#### Information shown
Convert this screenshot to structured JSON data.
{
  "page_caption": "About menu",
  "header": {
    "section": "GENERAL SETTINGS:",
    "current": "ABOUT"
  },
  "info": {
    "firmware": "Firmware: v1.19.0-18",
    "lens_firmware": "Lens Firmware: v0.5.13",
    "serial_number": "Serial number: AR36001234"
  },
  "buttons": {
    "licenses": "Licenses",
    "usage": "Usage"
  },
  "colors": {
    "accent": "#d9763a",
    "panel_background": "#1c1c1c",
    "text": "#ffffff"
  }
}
########
What is asked:
Reproduce every line of the data verbatim.

Result for this exercise:
Convert this screenshot to structured JSON data.
{
  "page_caption": "About menu",
  "header": {
    "section": "GENERAL SETTINGS:",
    "current": "ABOUT"
  },
  "info": {
    "firmware": "Firmware: v1.19.0-18",
    "lens_firmware": "Lens Firmware: v0.5.13",
    "serial_number": "Serial number: AR36001234"
  },
  "buttons": {
    "licenses": "Licenses",
    "usage": "Usage"
  },
  "colors": {
    "accent": "#d9763a",
    "panel_background": "#1c1c1c",
    "text": "#ffffff"
  }
}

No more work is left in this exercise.